--- TEXT PROVIDED ---

== Segment start ==

Do you feel frustrated with your work/art? Read this.

“Nobody tells this to people who are beginners, I wish someone told me. All of us who do creative work, we get into it because we have good taste. But there is this gap. For the first couple years you make stuff, it’s just not that good. It’s trying to be good, it has potential, but it’s not. But your taste, the thing that got you into the game is still killer. And your taste is why your work disappoints you. A lot of people never get past this phase, they quit. Most people I know who do interesting, creative work went through years of this. We know our work doesn’t have this special thing that we want it to have. We all go through this. And if you are just starting out or you are still in this phase, you gotta know its normal and the most important thing you can do is do a lot of work. Put yourself on a deadline so that every week you will finish one story. It is only by going through a volume of work that you will close that gap, and your work will be as good as your ambitions. And I took longer to figure out how to do this than anyone I’ve ever met. It’s gonna take awhile. It’s normal to take awhile. You’ve just gotta fight your way through.”

Ah, Ira Glass. I am in the middle of a handful of new creative endeavors and, shall I say, experiments? I have very high expectations for my work and so experimenting can be both exhilarating and uncomfortable because I want the work I do to be great right off the bat but, alas, the creative process is just that.....a process.

I agree with Ira that it is important to do a lot of creative work. To get our hands dirty over and over again. To stick with it. To experiment, play, fail, throw it away, begin again, learn and move forward. This is how we hone our crafts, how we figure out what is actually meaningful and good. I would also add that it is important to keep the vision of what you want to create in your mind and to remember that every moment you devote to what is longing to be created through you is a moment spent letting life know that you are serious about this.

So, if you make something and it is not yet up to your standards, do not become discouraged. Instead, try to view it as a necessary step towards your standards. We live in a time where things are very instantaneous, but, real art does not work that way. It needs to be nurtured, sculpted, birthed. Whatever it is that you are working on now in your life, whether it's your yoga practice, an essay, a painting, your health, your most important relationship or your brand new business be patient with yourself and stick with it. Of course you want to be the most amazing writer, parent, husband, designer, therapist, coach, traveler, chef that ever lived because you really care. We know this about you and this is why we need you to not give up when the going gets tough. You are MORE than worth the effort it takes to stick with your art and the world really needs intentional work from the hands and minds of thoughtful and brave human beings.

== Segment end ==

--- QUESTIONS ---
**a)** Answer these questions from the post on creative work:
(i) In the quoted passage, what deadline does the speaker suggest setting for yourself?
(ii) What does the writer say it is important to keep in your mind?
(iii) According to the post, what three things does real art need to be?
**b)** Quote the post on creative work word for word, beginning at the words "Ah, Ira Glass." and stopping after "just that.....a process.".
**c)** Decide whether each statement agrees with the post on creative work, and support each yes or no with the deciding words quoted from it:
(i) The quoted speaker says most people they know who do interesting, creative work went through years of this phase.
(ii) The writer describes experimenting as purely exhilarating.
(iii) The writer says real art works instantaneously.

--- RECORDS ---
== Segment start ==

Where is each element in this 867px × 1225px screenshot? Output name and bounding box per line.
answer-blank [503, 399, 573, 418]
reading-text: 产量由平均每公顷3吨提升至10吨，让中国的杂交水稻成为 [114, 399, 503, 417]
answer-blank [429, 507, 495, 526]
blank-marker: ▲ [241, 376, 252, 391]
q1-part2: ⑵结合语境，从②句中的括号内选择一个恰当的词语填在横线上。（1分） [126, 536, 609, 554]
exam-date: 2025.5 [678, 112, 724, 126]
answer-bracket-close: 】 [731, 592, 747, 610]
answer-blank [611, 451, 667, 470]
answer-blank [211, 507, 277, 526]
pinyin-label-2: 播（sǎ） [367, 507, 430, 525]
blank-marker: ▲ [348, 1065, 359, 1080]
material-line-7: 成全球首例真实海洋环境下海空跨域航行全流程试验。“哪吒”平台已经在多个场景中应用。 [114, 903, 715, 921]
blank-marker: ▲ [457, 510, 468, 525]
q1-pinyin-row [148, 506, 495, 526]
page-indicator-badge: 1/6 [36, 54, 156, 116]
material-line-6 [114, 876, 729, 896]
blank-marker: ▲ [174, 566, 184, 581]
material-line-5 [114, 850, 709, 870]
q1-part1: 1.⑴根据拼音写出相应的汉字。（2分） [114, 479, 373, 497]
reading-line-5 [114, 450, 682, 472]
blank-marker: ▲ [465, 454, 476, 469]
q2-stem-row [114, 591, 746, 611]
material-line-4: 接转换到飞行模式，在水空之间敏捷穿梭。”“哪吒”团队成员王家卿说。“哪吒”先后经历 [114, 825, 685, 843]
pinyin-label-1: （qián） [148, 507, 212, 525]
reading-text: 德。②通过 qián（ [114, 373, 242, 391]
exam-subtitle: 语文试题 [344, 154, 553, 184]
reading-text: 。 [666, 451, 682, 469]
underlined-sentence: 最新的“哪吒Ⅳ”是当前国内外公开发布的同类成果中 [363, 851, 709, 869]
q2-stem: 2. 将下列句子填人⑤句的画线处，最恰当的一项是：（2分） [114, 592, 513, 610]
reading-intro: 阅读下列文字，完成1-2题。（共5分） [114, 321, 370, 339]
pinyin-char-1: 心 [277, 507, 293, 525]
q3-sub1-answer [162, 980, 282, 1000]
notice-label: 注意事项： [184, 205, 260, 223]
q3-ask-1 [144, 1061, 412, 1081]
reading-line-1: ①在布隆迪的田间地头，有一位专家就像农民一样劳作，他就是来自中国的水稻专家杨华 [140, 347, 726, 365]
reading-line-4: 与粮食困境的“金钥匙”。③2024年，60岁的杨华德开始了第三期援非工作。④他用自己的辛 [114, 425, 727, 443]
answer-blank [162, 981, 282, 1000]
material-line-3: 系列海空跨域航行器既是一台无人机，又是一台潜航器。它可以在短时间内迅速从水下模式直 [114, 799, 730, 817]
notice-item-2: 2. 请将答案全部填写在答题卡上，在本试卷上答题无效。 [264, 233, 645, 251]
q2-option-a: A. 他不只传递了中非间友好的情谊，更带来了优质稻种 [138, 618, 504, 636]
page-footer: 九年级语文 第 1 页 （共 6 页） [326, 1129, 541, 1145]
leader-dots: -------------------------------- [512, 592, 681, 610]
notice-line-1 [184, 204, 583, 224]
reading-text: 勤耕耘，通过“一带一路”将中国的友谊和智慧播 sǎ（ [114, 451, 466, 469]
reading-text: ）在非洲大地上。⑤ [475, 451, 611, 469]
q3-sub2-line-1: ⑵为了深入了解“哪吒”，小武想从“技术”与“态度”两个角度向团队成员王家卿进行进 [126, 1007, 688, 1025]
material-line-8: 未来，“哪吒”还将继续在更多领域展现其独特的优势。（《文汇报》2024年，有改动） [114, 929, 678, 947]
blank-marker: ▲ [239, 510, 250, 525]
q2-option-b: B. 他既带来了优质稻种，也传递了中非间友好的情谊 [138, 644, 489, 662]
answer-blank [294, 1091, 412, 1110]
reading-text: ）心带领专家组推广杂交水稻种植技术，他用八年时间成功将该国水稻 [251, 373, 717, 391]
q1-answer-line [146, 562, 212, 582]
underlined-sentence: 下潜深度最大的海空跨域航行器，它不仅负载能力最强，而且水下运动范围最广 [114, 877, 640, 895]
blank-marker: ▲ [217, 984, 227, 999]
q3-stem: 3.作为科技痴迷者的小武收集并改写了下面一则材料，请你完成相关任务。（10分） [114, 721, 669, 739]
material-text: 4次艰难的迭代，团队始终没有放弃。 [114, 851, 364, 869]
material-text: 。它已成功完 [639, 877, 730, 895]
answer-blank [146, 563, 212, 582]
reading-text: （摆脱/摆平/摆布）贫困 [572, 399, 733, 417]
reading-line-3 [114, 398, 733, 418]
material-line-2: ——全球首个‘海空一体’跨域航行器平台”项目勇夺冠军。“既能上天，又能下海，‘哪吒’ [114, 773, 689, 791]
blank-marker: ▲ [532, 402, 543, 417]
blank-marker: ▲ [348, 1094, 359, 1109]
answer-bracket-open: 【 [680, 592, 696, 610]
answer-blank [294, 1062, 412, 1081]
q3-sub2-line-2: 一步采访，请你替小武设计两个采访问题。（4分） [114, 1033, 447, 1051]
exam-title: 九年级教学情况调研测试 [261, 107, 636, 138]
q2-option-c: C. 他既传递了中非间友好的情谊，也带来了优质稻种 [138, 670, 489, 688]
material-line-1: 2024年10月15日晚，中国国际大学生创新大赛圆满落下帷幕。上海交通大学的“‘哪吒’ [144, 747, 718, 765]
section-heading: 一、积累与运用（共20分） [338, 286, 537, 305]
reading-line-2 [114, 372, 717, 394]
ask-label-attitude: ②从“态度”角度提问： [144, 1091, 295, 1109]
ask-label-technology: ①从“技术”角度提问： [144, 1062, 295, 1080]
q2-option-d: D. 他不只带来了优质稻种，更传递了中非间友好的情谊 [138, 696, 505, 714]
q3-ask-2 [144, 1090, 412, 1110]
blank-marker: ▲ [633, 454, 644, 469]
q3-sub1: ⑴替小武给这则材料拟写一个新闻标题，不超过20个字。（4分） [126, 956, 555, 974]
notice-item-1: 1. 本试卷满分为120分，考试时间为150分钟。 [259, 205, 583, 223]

== Segment end ==

--- REPLIES ---
**a)**
(i) Finishing one story every week.
(ii) The vision of what you want to create.
(iii) Nurtured, sculpted, and birthed.

**b)**
Ah, Ira Glass. I am in the middle of a handful of new creative endeavors and, shall I say, experiments? I have very high expectations for my work and so experimenting can be both exhilarating and uncomfortable because I want the work I do to be great right off the bat but, alas, the creative process is just that.....a process.

**c)**
(i) Yes: "Most people I know who do interesting, creative work went through years of this."
(ii) No: "experimenting can be both exhilarating and uncomfortable"
(iii) No: "We live in a time where things are very instantaneous, but, real art does not work that way."